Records
------------------------------------
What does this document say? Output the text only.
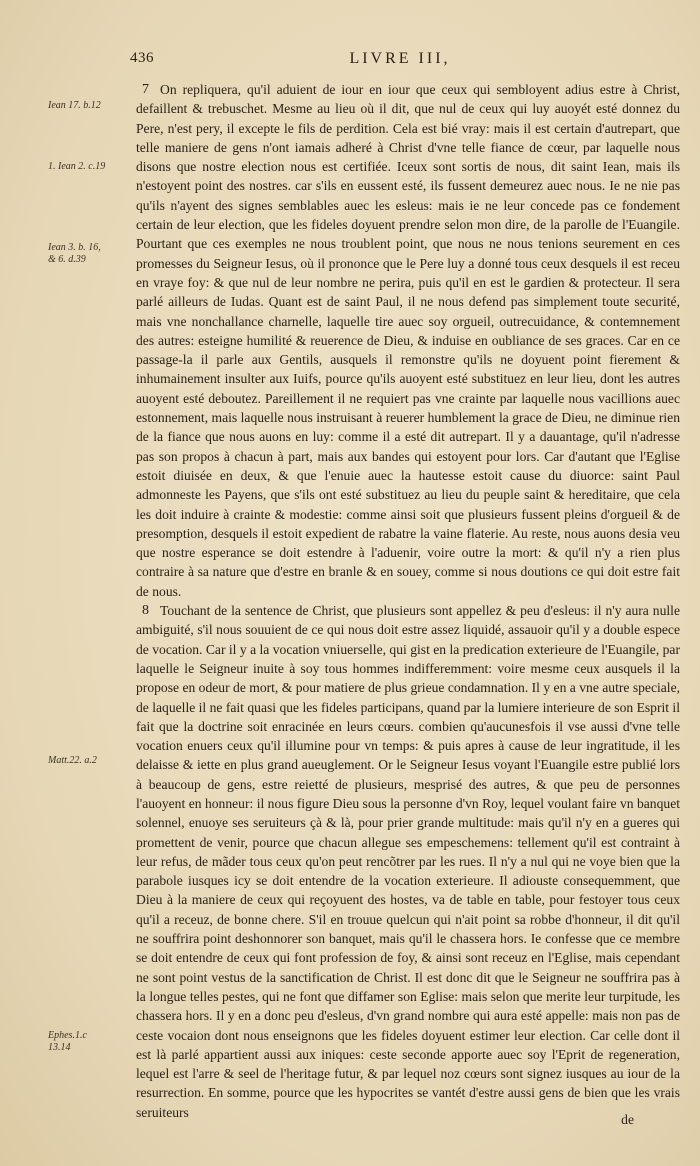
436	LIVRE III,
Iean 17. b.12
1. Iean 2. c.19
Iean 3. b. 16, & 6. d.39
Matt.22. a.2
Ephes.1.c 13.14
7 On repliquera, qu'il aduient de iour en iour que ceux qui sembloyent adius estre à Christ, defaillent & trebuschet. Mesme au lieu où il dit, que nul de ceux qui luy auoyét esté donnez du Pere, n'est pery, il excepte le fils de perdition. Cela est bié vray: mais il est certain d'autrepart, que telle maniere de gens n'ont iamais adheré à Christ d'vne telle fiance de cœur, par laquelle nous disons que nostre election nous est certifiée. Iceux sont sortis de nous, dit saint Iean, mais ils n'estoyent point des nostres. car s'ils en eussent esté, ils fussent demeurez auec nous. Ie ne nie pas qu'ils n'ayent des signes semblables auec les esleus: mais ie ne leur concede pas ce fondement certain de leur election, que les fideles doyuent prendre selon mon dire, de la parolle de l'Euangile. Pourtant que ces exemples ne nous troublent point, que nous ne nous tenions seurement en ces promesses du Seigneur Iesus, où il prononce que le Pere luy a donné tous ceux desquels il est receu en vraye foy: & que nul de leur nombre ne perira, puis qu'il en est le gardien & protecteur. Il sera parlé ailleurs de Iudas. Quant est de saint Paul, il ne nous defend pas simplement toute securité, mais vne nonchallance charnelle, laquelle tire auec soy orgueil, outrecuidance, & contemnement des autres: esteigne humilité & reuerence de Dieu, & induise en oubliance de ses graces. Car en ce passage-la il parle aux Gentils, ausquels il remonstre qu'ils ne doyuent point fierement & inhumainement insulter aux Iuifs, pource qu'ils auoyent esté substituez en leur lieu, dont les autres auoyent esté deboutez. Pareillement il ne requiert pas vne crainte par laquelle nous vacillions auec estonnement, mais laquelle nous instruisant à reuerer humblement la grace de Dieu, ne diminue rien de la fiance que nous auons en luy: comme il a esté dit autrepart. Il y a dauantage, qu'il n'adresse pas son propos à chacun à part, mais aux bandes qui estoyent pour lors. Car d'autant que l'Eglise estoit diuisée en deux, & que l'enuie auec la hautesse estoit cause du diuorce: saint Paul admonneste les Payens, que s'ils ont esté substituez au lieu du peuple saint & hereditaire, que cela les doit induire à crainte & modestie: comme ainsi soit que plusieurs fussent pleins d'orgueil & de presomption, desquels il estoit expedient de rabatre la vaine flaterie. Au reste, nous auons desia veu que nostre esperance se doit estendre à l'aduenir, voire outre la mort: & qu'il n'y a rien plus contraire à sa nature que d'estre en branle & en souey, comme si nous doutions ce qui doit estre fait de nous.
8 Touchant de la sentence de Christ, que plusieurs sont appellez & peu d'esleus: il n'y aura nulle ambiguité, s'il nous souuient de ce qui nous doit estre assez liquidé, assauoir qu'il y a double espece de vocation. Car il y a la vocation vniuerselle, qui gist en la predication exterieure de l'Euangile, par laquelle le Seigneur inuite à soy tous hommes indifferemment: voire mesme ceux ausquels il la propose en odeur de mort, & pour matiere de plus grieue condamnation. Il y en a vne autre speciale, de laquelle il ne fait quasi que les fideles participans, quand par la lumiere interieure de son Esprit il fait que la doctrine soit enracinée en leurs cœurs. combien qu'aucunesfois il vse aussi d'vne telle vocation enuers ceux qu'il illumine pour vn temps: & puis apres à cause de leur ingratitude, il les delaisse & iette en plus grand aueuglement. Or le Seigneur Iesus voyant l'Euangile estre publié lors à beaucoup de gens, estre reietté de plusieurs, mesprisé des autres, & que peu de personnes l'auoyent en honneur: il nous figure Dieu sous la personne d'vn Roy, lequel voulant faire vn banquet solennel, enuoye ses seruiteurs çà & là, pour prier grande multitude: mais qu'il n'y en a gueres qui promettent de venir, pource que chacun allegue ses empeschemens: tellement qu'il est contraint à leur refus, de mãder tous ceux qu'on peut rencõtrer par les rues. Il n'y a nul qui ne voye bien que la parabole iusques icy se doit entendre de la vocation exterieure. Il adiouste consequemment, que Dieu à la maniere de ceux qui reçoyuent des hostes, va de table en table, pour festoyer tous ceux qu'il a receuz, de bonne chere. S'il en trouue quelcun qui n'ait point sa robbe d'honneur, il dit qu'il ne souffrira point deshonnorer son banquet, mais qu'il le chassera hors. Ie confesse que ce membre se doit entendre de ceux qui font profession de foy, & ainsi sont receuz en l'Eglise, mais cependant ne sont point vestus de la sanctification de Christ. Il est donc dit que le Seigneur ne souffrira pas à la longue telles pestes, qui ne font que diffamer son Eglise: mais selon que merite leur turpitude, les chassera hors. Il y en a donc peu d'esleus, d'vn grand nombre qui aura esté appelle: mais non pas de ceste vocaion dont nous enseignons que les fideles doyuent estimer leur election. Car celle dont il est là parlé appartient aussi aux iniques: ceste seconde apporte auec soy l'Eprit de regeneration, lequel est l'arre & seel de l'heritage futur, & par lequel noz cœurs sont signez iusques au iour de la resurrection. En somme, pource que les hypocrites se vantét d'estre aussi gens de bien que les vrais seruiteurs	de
------------------------------------
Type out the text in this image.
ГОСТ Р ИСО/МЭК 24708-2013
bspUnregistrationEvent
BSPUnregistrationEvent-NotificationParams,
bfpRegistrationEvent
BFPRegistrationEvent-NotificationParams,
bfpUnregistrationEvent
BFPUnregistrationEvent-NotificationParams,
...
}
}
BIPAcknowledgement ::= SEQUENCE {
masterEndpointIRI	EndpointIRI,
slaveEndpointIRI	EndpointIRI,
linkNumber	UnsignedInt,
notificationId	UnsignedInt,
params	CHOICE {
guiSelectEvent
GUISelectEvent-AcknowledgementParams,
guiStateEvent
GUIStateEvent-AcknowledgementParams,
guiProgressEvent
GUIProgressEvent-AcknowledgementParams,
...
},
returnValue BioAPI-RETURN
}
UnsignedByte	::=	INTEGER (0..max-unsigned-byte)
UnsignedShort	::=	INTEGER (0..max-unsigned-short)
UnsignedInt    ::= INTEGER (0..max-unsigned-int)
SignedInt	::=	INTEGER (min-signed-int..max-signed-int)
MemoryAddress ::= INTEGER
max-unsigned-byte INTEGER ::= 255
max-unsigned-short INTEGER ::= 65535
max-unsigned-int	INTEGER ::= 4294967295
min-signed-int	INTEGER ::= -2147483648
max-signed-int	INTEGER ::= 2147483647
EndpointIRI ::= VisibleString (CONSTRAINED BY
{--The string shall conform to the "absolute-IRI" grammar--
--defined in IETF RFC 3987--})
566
------------------------------------
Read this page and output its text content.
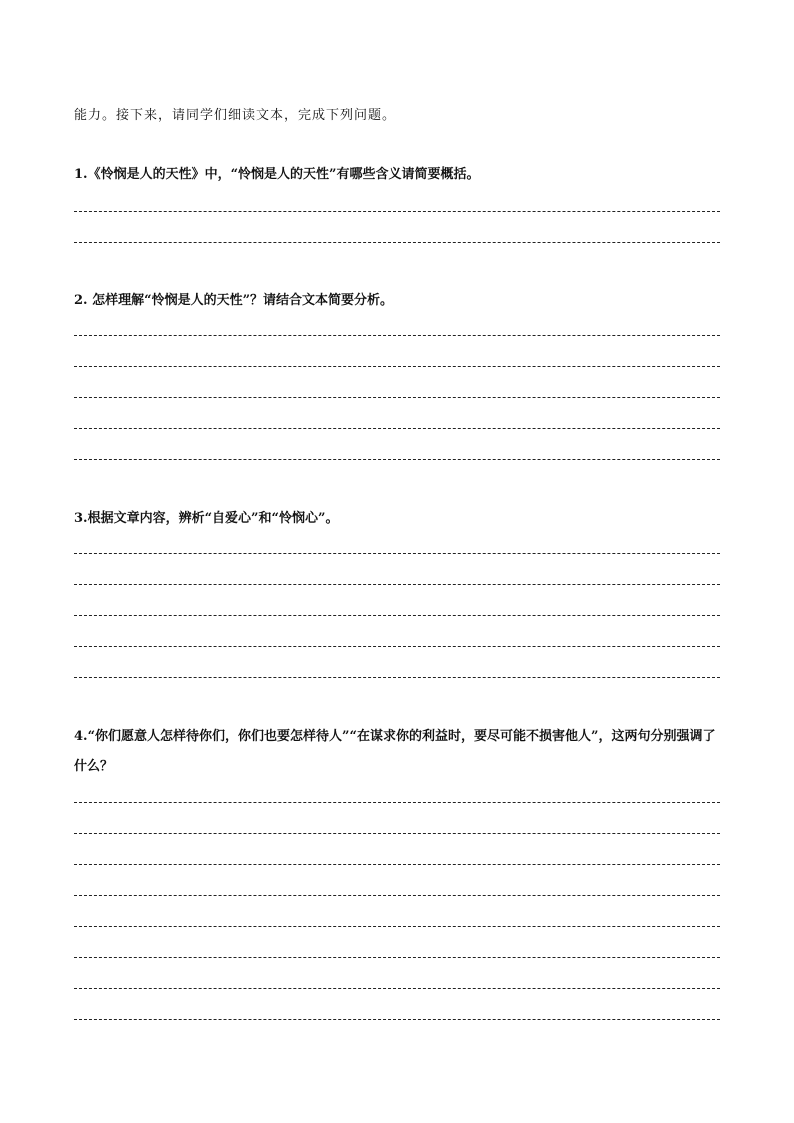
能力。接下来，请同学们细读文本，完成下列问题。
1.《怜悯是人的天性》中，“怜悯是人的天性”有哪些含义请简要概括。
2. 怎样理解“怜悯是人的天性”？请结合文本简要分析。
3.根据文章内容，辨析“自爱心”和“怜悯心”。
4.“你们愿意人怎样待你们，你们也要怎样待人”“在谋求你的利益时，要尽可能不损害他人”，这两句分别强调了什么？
------------------------------------
TASK TO COMPLETE: Tally the lines containing "short". Provide the number without any other words.

PROBLEM SOLUTION: 2